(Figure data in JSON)
# # #

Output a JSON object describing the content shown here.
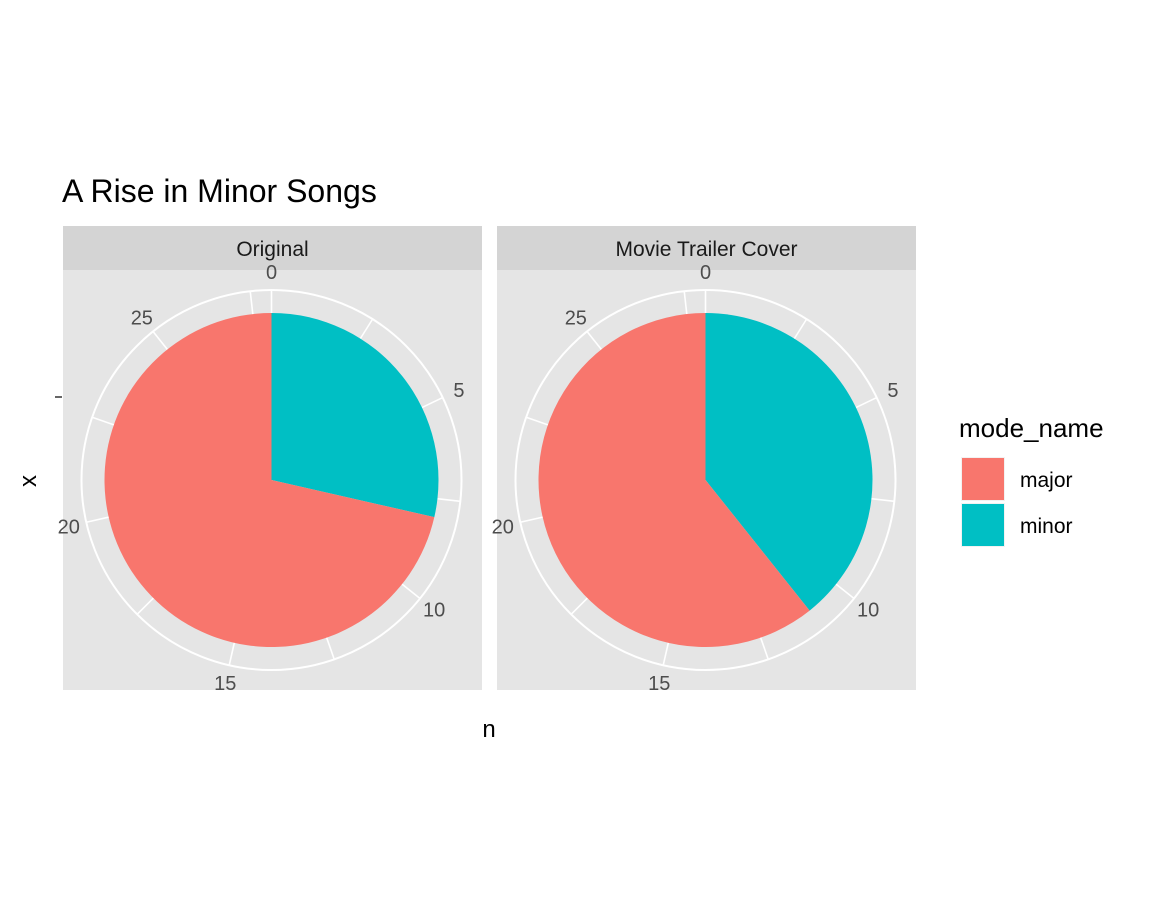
{
  "chart_data": {
    "type": "pie",
    "title": "A Rise in Minor Songs",
    "xlabel": "n",
    "ylabel": "x",
    "y_tick_labels": [
      ""
    ],
    "theta_ticks": [
      0,
      5,
      10,
      15,
      20,
      25
    ],
    "theta_tick_labels": [
      "0",
      "5",
      "10",
      "15",
      "20",
      "25"
    ],
    "legend": {
      "title": "mode_name",
      "position": "right",
      "entries": [
        {
          "name": "major",
          "color": "#F8766D"
        },
        {
          "name": "minor",
          "color": "#00BFC4"
        }
      ]
    },
    "grid": true,
    "facets": [
      {
        "label": "Original",
        "total": 28,
        "slices": [
          {
            "category": "minor",
            "value": 8
          },
          {
            "category": "major",
            "value": 20
          }
        ]
      },
      {
        "label": "Movie Trailer Cover",
        "total": 28,
        "slices": [
          {
            "category": "minor",
            "value": 11
          },
          {
            "category": "major",
            "value": 17
          }
        ]
      }
    ]
  },
  "colors": {
    "panel_background": "#E5E5E5",
    "strip_background": "#D4D4D4",
    "grid": "#FFFFFF",
    "major": "#F8766D",
    "minor": "#00BFC4"
  }
}
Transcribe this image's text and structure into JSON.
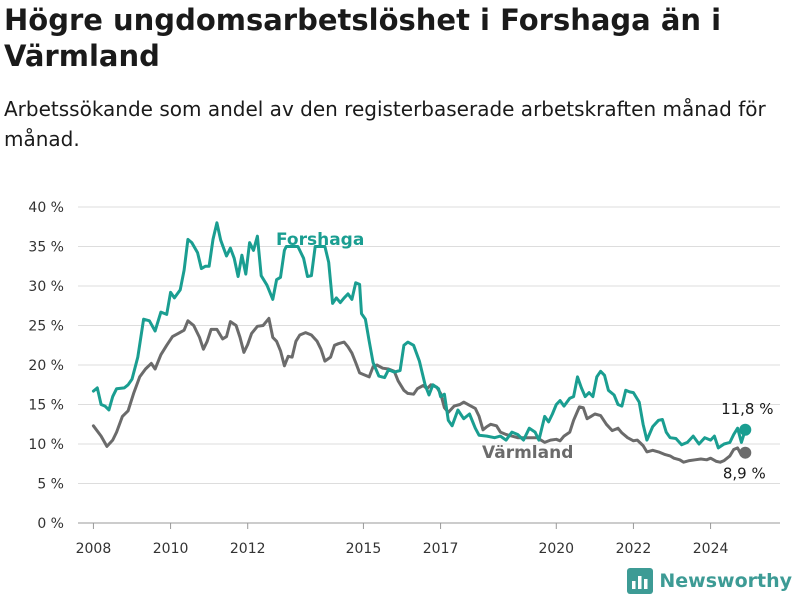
{
  "header": {
    "title": "Högre ungdomsarbetslöshet i Forshaga än i Värmland",
    "subtitle": "Arbetssökande som andel av den registerbaserade arbetskraften månad för månad."
  },
  "brand": {
    "name": "Newsworthy",
    "color": "#3d9b95"
  },
  "chart_data": {
    "type": "line",
    "x_unit": "year",
    "xlim": [
      2007.6,
      2025.8
    ],
    "ylim": [
      0,
      40
    ],
    "yticks": [
      0,
      5,
      10,
      15,
      20,
      25,
      30,
      35,
      40
    ],
    "ytick_labels": [
      "0 %",
      "5 %",
      "10 %",
      "15 %",
      "20 %",
      "25 %",
      "30 %",
      "35 %",
      "40 %"
    ],
    "xticks": [
      2008,
      2010,
      2012,
      2015,
      2017,
      2020,
      2022,
      2024
    ],
    "xtick_labels": [
      "2008",
      "2010",
      "2012",
      "2015",
      "2017",
      "2020",
      "2022",
      "2024"
    ],
    "grid": true,
    "series": [
      {
        "name": "Forshaga",
        "color": "#1a9e91",
        "end_label": "11,8 %",
        "points": [
          [
            2008.0,
            16.7
          ],
          [
            2008.1,
            17.1
          ],
          [
            2008.2,
            15.0
          ],
          [
            2008.3,
            14.8
          ],
          [
            2008.4,
            14.3
          ],
          [
            2008.5,
            16.0
          ],
          [
            2008.6,
            17.0
          ],
          [
            2008.8,
            17.1
          ],
          [
            2008.9,
            17.5
          ],
          [
            2009.0,
            18.2
          ],
          [
            2009.15,
            21.0
          ],
          [
            2009.3,
            25.8
          ],
          [
            2009.45,
            25.6
          ],
          [
            2009.6,
            24.3
          ],
          [
            2009.75,
            26.7
          ],
          [
            2009.9,
            26.4
          ],
          [
            2010.0,
            29.2
          ],
          [
            2010.1,
            28.5
          ],
          [
            2010.25,
            29.5
          ],
          [
            2010.35,
            32.0
          ],
          [
            2010.45,
            35.9
          ],
          [
            2010.55,
            35.5
          ],
          [
            2010.7,
            34.2
          ],
          [
            2010.8,
            32.2
          ],
          [
            2010.9,
            32.5
          ],
          [
            2011.0,
            32.5
          ],
          [
            2011.1,
            35.9
          ],
          [
            2011.2,
            38.0
          ],
          [
            2011.3,
            35.8
          ],
          [
            2011.45,
            33.8
          ],
          [
            2011.55,
            34.8
          ],
          [
            2011.65,
            33.5
          ],
          [
            2011.75,
            31.2
          ],
          [
            2011.85,
            33.9
          ],
          [
            2011.95,
            31.5
          ],
          [
            2012.05,
            35.5
          ],
          [
            2012.15,
            34.5
          ],
          [
            2012.25,
            36.3
          ],
          [
            2012.35,
            31.3
          ],
          [
            2012.5,
            30.1
          ],
          [
            2012.65,
            28.3
          ],
          [
            2012.75,
            30.8
          ],
          [
            2012.85,
            31.1
          ],
          [
            2012.95,
            34.5
          ],
          [
            2013.0,
            35.0
          ],
          [
            2013.3,
            35.0
          ],
          [
            2013.45,
            33.5
          ],
          [
            2013.55,
            31.2
          ],
          [
            2013.65,
            31.3
          ],
          [
            2013.75,
            35.0
          ],
          [
            2014.0,
            35.0
          ],
          [
            2014.1,
            33.0
          ],
          [
            2014.2,
            27.8
          ],
          [
            2014.3,
            28.5
          ],
          [
            2014.4,
            27.9
          ],
          [
            2014.5,
            28.5
          ],
          [
            2014.6,
            29.0
          ],
          [
            2014.7,
            28.3
          ],
          [
            2014.8,
            30.4
          ],
          [
            2014.9,
            30.2
          ],
          [
            2014.95,
            26.5
          ],
          [
            2015.05,
            25.8
          ],
          [
            2015.15,
            23.0
          ],
          [
            2015.25,
            20.3
          ],
          [
            2015.4,
            18.6
          ],
          [
            2015.55,
            18.4
          ],
          [
            2015.65,
            19.4
          ],
          [
            2015.8,
            19.1
          ],
          [
            2015.95,
            19.3
          ],
          [
            2016.05,
            22.5
          ],
          [
            2016.15,
            22.9
          ],
          [
            2016.3,
            22.5
          ],
          [
            2016.45,
            20.5
          ],
          [
            2016.6,
            17.5
          ],
          [
            2016.7,
            16.2
          ],
          [
            2016.8,
            17.5
          ],
          [
            2016.95,
            17.0
          ],
          [
            2017.0,
            16.0
          ],
          [
            2017.1,
            16.3
          ],
          [
            2017.2,
            13.0
          ],
          [
            2017.3,
            12.3
          ],
          [
            2017.45,
            14.3
          ],
          [
            2017.6,
            13.2
          ],
          [
            2017.75,
            13.8
          ],
          [
            2017.9,
            12.0
          ],
          [
            2018.0,
            11.1
          ],
          [
            2018.2,
            11.0
          ],
          [
            2018.4,
            10.8
          ],
          [
            2018.55,
            11.0
          ],
          [
            2018.7,
            10.5
          ],
          [
            2018.85,
            11.5
          ],
          [
            2019.0,
            11.2
          ],
          [
            2019.15,
            10.5
          ],
          [
            2019.3,
            12.0
          ],
          [
            2019.45,
            11.5
          ],
          [
            2019.55,
            10.5
          ],
          [
            2019.7,
            13.5
          ],
          [
            2019.8,
            12.8
          ],
          [
            2019.9,
            13.8
          ],
          [
            2020.0,
            15.0
          ],
          [
            2020.1,
            15.5
          ],
          [
            2020.2,
            14.8
          ],
          [
            2020.35,
            15.8
          ],
          [
            2020.45,
            16.0
          ],
          [
            2020.55,
            18.5
          ],
          [
            2020.65,
            17.1
          ],
          [
            2020.75,
            16.0
          ],
          [
            2020.85,
            16.5
          ],
          [
            2020.95,
            16.0
          ],
          [
            2021.05,
            18.5
          ],
          [
            2021.15,
            19.2
          ],
          [
            2021.25,
            18.7
          ],
          [
            2021.35,
            16.8
          ],
          [
            2021.5,
            16.2
          ],
          [
            2021.6,
            15.0
          ],
          [
            2021.7,
            14.8
          ],
          [
            2021.8,
            16.8
          ],
          [
            2021.9,
            16.6
          ],
          [
            2022.0,
            16.5
          ],
          [
            2022.15,
            15.3
          ],
          [
            2022.25,
            12.5
          ],
          [
            2022.35,
            10.5
          ],
          [
            2022.5,
            12.2
          ],
          [
            2022.65,
            13.0
          ],
          [
            2022.75,
            13.1
          ],
          [
            2022.85,
            11.5
          ],
          [
            2022.95,
            10.8
          ],
          [
            2023.1,
            10.7
          ],
          [
            2023.25,
            9.9
          ],
          [
            2023.4,
            10.2
          ],
          [
            2023.55,
            11.0
          ],
          [
            2023.7,
            10.0
          ],
          [
            2023.85,
            10.8
          ],
          [
            2024.0,
            10.5
          ],
          [
            2024.1,
            11.0
          ],
          [
            2024.2,
            9.5
          ],
          [
            2024.35,
            10.0
          ],
          [
            2024.5,
            10.2
          ],
          [
            2024.6,
            11.2
          ],
          [
            2024.7,
            12.0
          ],
          [
            2024.8,
            10.2
          ],
          [
            2024.9,
            11.8
          ]
        ]
      },
      {
        "name": "Värmland",
        "color": "#6b6b6b",
        "end_label": "8,9 %",
        "points": [
          [
            2008.0,
            12.3
          ],
          [
            2008.2,
            11.0
          ],
          [
            2008.35,
            9.7
          ],
          [
            2008.5,
            10.5
          ],
          [
            2008.6,
            11.5
          ],
          [
            2008.75,
            13.5
          ],
          [
            2008.9,
            14.2
          ],
          [
            2009.05,
            16.5
          ],
          [
            2009.2,
            18.5
          ],
          [
            2009.35,
            19.5
          ],
          [
            2009.5,
            20.2
          ],
          [
            2009.6,
            19.5
          ],
          [
            2009.75,
            21.3
          ],
          [
            2009.9,
            22.5
          ],
          [
            2010.05,
            23.6
          ],
          [
            2010.2,
            24.0
          ],
          [
            2010.35,
            24.4
          ],
          [
            2010.45,
            25.6
          ],
          [
            2010.6,
            25.0
          ],
          [
            2010.75,
            23.5
          ],
          [
            2010.85,
            22.0
          ],
          [
            2010.95,
            23.0
          ],
          [
            2011.05,
            24.5
          ],
          [
            2011.2,
            24.5
          ],
          [
            2011.35,
            23.3
          ],
          [
            2011.45,
            23.6
          ],
          [
            2011.55,
            25.5
          ],
          [
            2011.7,
            25.0
          ],
          [
            2011.8,
            23.5
          ],
          [
            2011.9,
            21.6
          ],
          [
            2012.0,
            22.6
          ],
          [
            2012.1,
            24.0
          ],
          [
            2012.25,
            24.9
          ],
          [
            2012.4,
            25.0
          ],
          [
            2012.55,
            25.9
          ],
          [
            2012.65,
            23.5
          ],
          [
            2012.75,
            23.0
          ],
          [
            2012.85,
            21.8
          ],
          [
            2012.95,
            19.9
          ],
          [
            2013.05,
            21.1
          ],
          [
            2013.15,
            21.0
          ],
          [
            2013.25,
            23.0
          ],
          [
            2013.35,
            23.8
          ],
          [
            2013.5,
            24.1
          ],
          [
            2013.65,
            23.8
          ],
          [
            2013.8,
            23.0
          ],
          [
            2013.9,
            22.0
          ],
          [
            2014.0,
            20.5
          ],
          [
            2014.15,
            21.0
          ],
          [
            2014.25,
            22.5
          ],
          [
            2014.35,
            22.7
          ],
          [
            2014.5,
            22.9
          ],
          [
            2014.6,
            22.3
          ],
          [
            2014.7,
            21.5
          ],
          [
            2014.8,
            20.3
          ],
          [
            2014.9,
            19.0
          ],
          [
            2015.0,
            18.8
          ],
          [
            2015.15,
            18.5
          ],
          [
            2015.25,
            19.8
          ],
          [
            2015.35,
            20.0
          ],
          [
            2015.5,
            19.6
          ],
          [
            2015.65,
            19.5
          ],
          [
            2015.8,
            19.2
          ],
          [
            2015.9,
            18.0
          ],
          [
            2016.05,
            16.8
          ],
          [
            2016.15,
            16.4
          ],
          [
            2016.3,
            16.3
          ],
          [
            2016.4,
            17.0
          ],
          [
            2016.55,
            17.4
          ],
          [
            2016.65,
            17.0
          ],
          [
            2016.75,
            17.5
          ],
          [
            2016.9,
            17.2
          ],
          [
            2017.0,
            16.4
          ],
          [
            2017.1,
            14.6
          ],
          [
            2017.2,
            14.0
          ],
          [
            2017.35,
            14.8
          ],
          [
            2017.5,
            15.0
          ],
          [
            2017.6,
            15.3
          ],
          [
            2017.75,
            14.9
          ],
          [
            2017.9,
            14.5
          ],
          [
            2018.0,
            13.5
          ],
          [
            2018.1,
            11.8
          ],
          [
            2018.2,
            12.2
          ],
          [
            2018.3,
            12.5
          ],
          [
            2018.45,
            12.3
          ],
          [
            2018.55,
            11.5
          ],
          [
            2018.7,
            11.2
          ],
          [
            2018.85,
            11.0
          ],
          [
            2019.0,
            10.8
          ],
          [
            2019.5,
            10.8
          ],
          [
            2019.7,
            10.2
          ],
          [
            2019.85,
            10.5
          ],
          [
            2020.0,
            10.6
          ],
          [
            2020.1,
            10.4
          ],
          [
            2020.2,
            11.0
          ],
          [
            2020.35,
            11.5
          ],
          [
            2020.45,
            13.0
          ],
          [
            2020.6,
            14.7
          ],
          [
            2020.7,
            14.6
          ],
          [
            2020.8,
            13.2
          ],
          [
            2020.9,
            13.5
          ],
          [
            2021.0,
            13.8
          ],
          [
            2021.15,
            13.6
          ],
          [
            2021.3,
            12.5
          ],
          [
            2021.45,
            11.7
          ],
          [
            2021.6,
            12.0
          ],
          [
            2021.7,
            11.4
          ],
          [
            2021.85,
            10.8
          ],
          [
            2022.0,
            10.4
          ],
          [
            2022.1,
            10.5
          ],
          [
            2022.25,
            9.8
          ],
          [
            2022.35,
            9.0
          ],
          [
            2022.5,
            9.2
          ],
          [
            2022.65,
            9.0
          ],
          [
            2022.8,
            8.7
          ],
          [
            2022.95,
            8.5
          ],
          [
            2023.05,
            8.2
          ],
          [
            2023.2,
            8.0
          ],
          [
            2023.3,
            7.7
          ],
          [
            2023.45,
            7.9
          ],
          [
            2023.6,
            8.0
          ],
          [
            2023.75,
            8.1
          ],
          [
            2023.9,
            8.0
          ],
          [
            2024.0,
            8.2
          ],
          [
            2024.15,
            7.8
          ],
          [
            2024.25,
            7.7
          ],
          [
            2024.35,
            7.9
          ],
          [
            2024.5,
            8.5
          ],
          [
            2024.6,
            9.3
          ],
          [
            2024.7,
            9.5
          ],
          [
            2024.8,
            8.6
          ],
          [
            2024.9,
            8.9
          ]
        ]
      }
    ]
  }
}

# # #

◆ Stated task: Filter lines by "Värmland" and return each hit.

◆ Exercise answer:
    "title": "Högre ungdomsarbetslöshet i Forshaga än i Värmland",
        "name": "Värmland",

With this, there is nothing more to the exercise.